● INSTRUCTION
Find every line in the records below that holds the word "Stura" and copy it.

● EXCERPTED RECORDS

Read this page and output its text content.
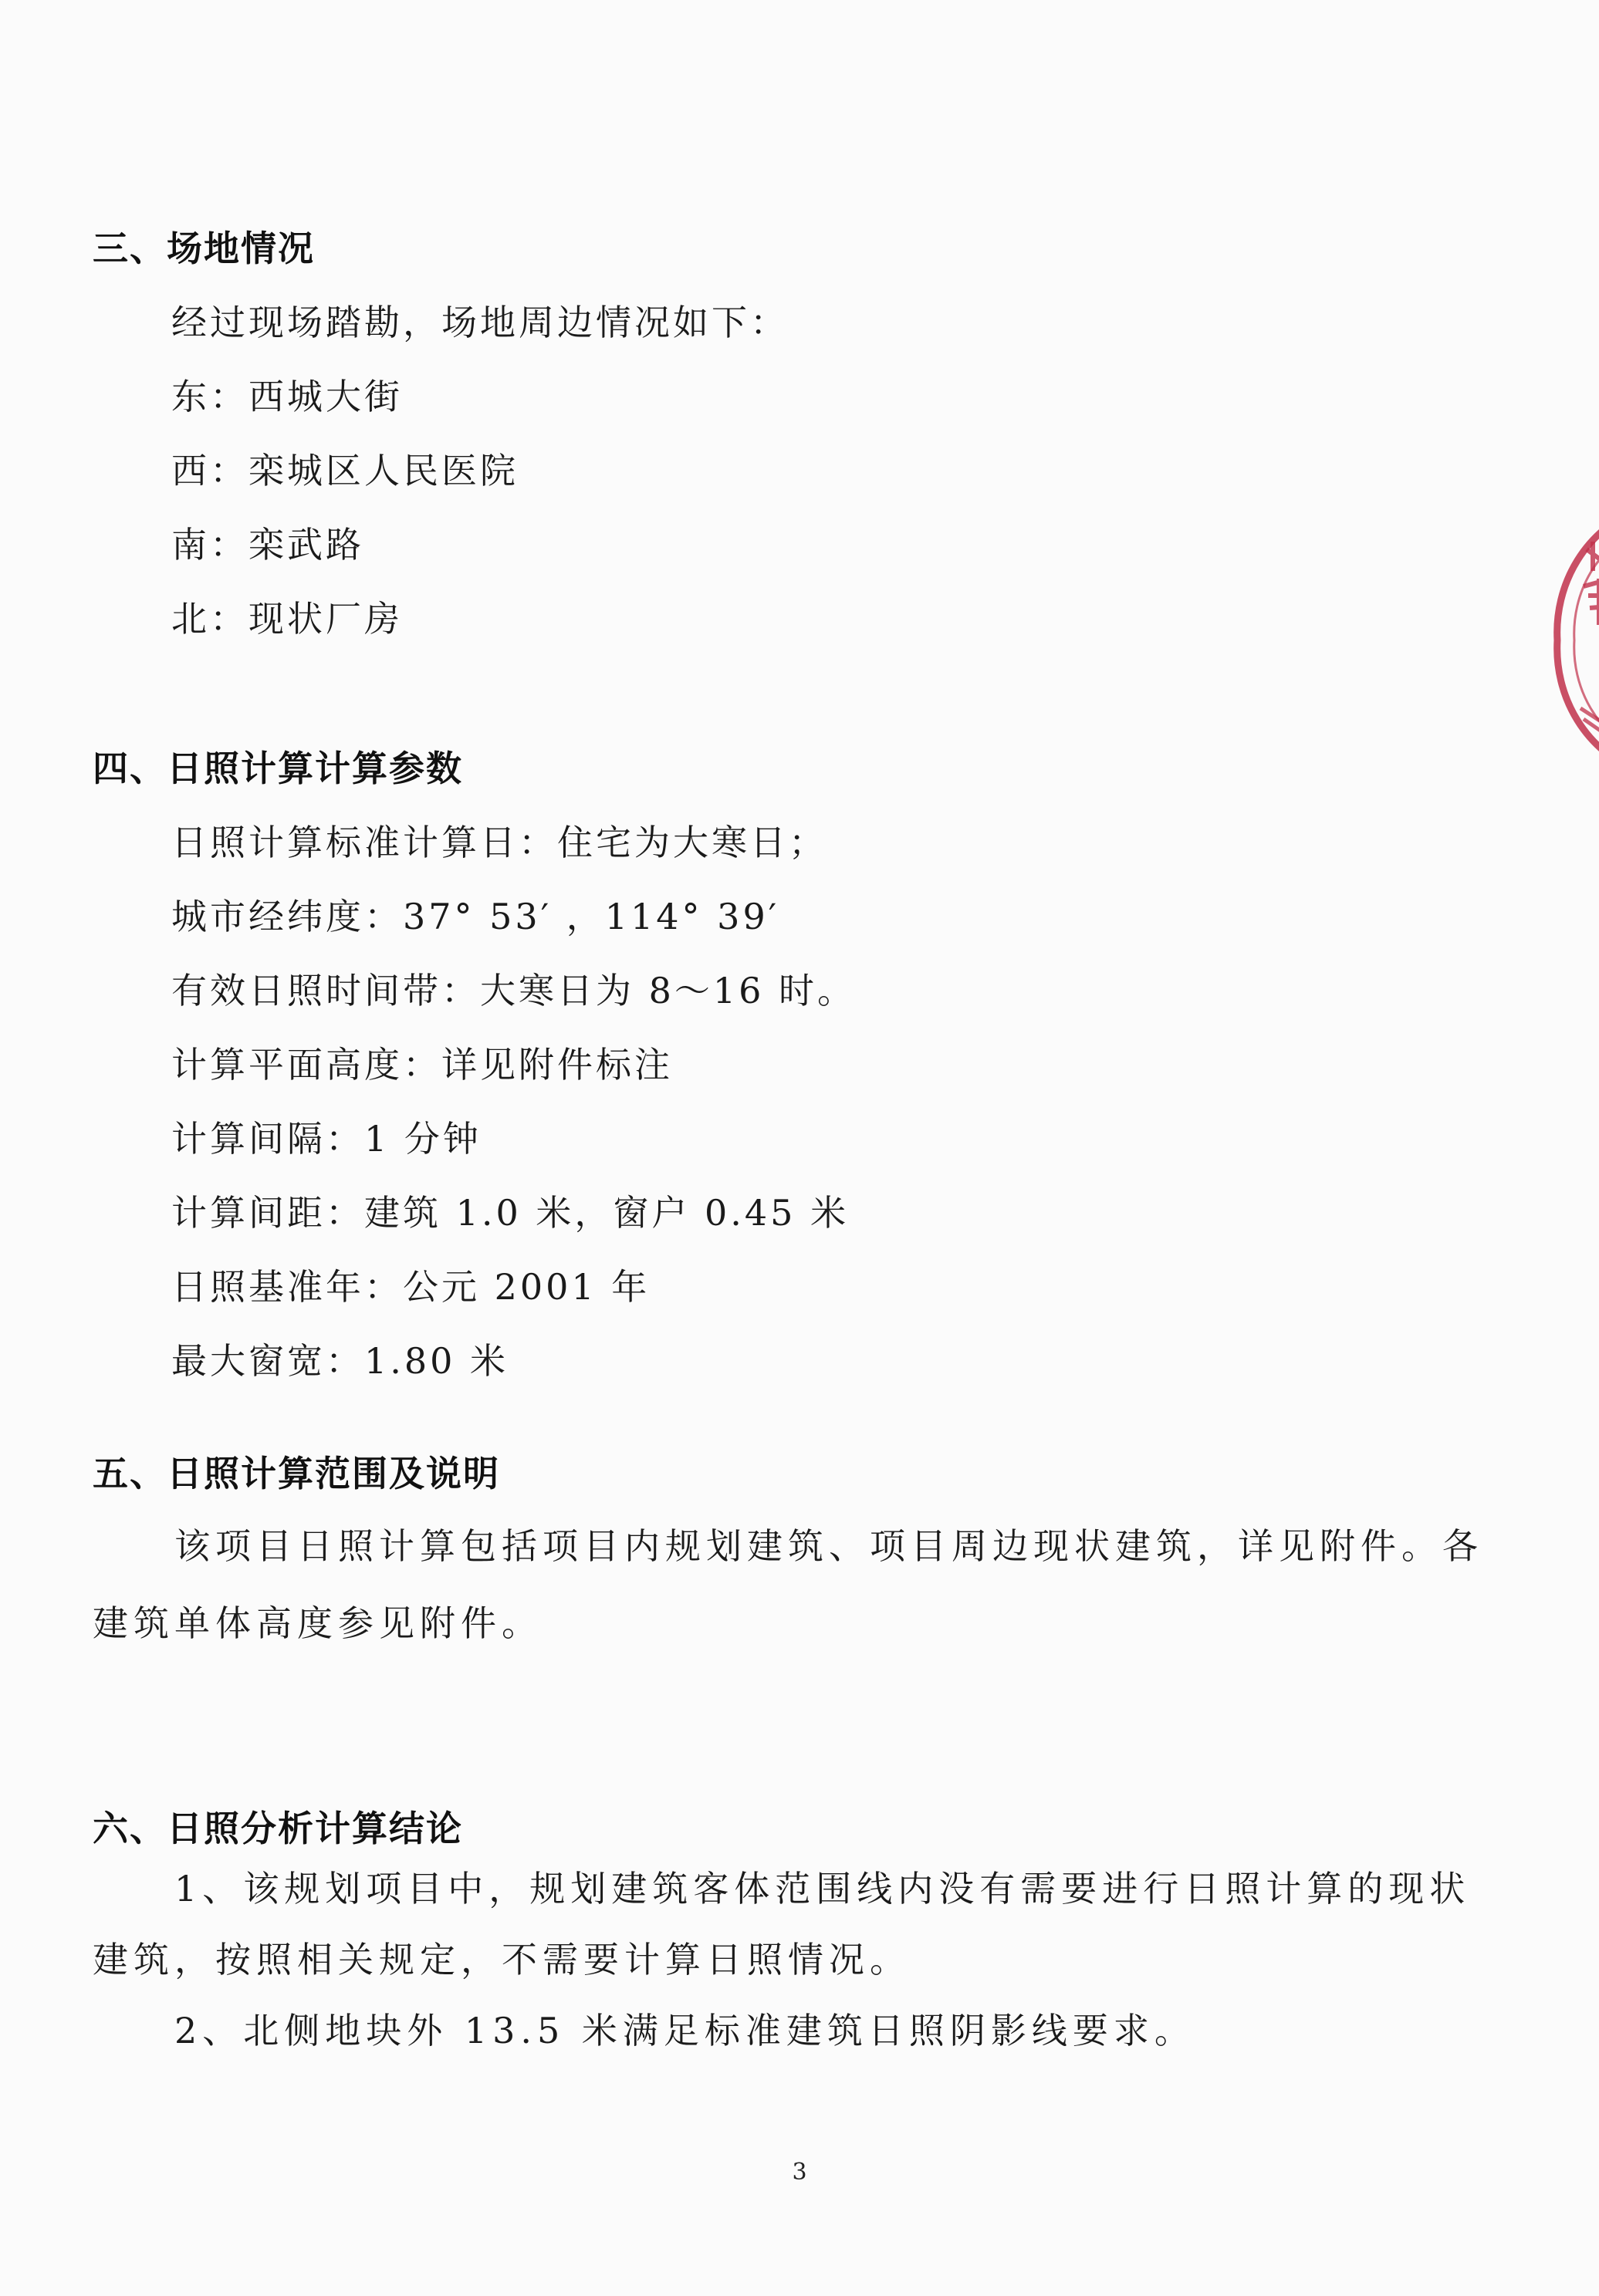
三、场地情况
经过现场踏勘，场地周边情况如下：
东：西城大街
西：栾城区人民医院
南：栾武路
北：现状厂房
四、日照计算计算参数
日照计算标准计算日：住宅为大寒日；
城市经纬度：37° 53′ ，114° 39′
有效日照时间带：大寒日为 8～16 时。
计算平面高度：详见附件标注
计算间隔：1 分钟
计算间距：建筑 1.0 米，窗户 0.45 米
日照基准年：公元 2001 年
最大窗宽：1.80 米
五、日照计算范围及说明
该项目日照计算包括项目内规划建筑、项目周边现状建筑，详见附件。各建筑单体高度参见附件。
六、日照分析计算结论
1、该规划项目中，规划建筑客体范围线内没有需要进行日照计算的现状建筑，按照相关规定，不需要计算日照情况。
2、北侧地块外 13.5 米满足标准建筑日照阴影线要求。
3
...
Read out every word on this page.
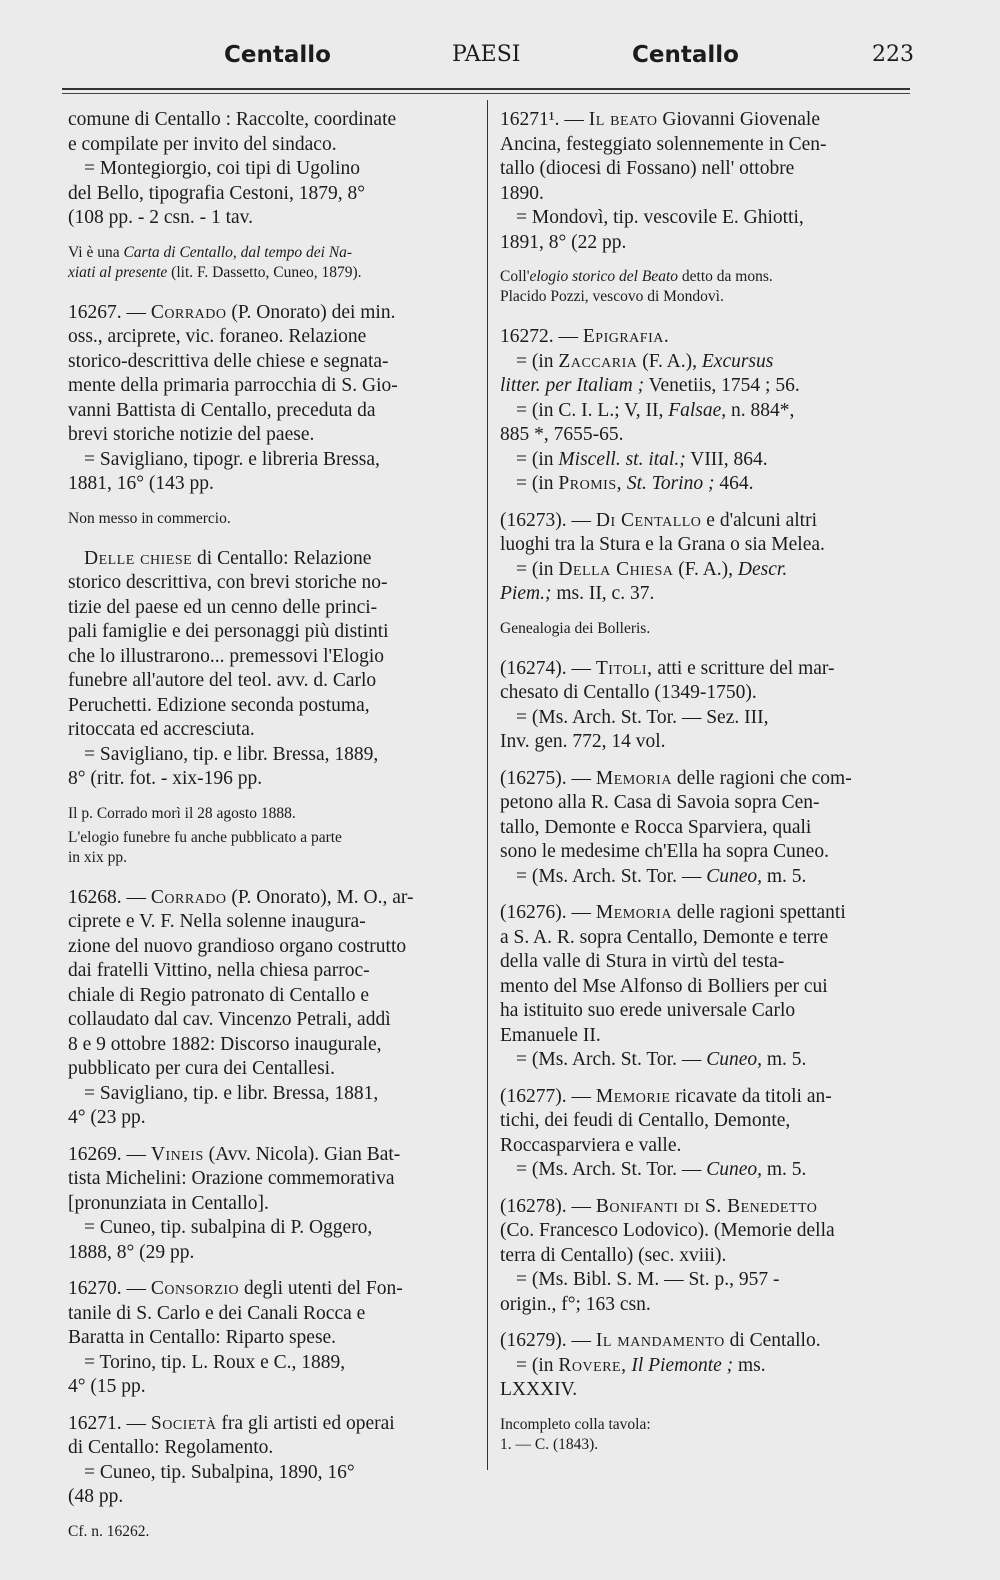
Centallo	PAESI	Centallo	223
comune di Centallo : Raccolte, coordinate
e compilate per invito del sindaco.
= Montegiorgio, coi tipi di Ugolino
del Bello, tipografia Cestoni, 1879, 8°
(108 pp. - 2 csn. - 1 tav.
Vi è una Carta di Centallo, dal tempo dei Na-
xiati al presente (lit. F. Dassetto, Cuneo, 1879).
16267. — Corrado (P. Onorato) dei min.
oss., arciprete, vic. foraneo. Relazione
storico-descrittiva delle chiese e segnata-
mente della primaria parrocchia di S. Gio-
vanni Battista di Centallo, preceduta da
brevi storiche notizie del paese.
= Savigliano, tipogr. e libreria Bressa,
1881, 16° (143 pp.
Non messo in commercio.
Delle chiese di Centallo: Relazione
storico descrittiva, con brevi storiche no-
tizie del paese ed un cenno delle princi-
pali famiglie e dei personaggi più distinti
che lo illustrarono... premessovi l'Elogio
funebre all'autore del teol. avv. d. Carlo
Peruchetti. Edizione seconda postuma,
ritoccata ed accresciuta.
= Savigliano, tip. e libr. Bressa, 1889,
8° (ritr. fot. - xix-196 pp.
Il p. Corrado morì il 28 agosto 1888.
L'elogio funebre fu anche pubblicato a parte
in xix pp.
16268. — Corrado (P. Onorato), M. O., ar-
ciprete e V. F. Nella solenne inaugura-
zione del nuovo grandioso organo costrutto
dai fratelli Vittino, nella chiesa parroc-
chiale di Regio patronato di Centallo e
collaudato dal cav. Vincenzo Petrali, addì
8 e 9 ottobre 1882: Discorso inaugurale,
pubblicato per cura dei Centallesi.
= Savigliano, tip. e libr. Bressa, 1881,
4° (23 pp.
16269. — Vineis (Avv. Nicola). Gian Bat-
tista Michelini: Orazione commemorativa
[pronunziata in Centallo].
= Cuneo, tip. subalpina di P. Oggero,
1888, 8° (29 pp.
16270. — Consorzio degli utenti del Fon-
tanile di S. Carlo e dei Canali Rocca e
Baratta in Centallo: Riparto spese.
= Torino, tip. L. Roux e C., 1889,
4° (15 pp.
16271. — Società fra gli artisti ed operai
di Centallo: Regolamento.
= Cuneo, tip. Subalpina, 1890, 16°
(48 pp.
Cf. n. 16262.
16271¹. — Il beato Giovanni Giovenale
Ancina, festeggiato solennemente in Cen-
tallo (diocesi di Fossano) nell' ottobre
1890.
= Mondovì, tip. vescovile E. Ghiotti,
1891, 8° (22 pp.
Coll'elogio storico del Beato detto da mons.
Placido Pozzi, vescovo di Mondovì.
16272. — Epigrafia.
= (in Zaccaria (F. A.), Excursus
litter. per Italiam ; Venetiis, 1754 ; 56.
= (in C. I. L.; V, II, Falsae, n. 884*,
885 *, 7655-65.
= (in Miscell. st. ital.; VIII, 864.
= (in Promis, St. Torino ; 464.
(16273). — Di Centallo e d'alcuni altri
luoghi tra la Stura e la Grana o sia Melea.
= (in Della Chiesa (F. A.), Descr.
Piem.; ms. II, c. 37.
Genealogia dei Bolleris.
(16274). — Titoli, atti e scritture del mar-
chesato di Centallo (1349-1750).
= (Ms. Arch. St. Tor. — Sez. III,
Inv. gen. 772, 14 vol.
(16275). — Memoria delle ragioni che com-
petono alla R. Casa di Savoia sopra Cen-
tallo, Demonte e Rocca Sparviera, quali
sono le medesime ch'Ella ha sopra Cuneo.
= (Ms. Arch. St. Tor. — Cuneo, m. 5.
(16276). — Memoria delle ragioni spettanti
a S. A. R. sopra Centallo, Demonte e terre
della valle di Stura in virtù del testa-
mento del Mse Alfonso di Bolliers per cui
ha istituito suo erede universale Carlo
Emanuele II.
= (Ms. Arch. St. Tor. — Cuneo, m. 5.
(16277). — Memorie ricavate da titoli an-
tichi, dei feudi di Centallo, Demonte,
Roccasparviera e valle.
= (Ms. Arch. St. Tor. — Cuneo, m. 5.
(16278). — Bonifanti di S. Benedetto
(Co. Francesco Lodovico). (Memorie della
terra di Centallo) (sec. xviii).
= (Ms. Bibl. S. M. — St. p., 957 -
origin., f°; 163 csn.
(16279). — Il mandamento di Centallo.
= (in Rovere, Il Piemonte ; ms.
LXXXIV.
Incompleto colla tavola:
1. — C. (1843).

● RESULT BELOW
luoghi tra la Stura e la Grana o sia Melea.
della valle di Stura in virtù del testa-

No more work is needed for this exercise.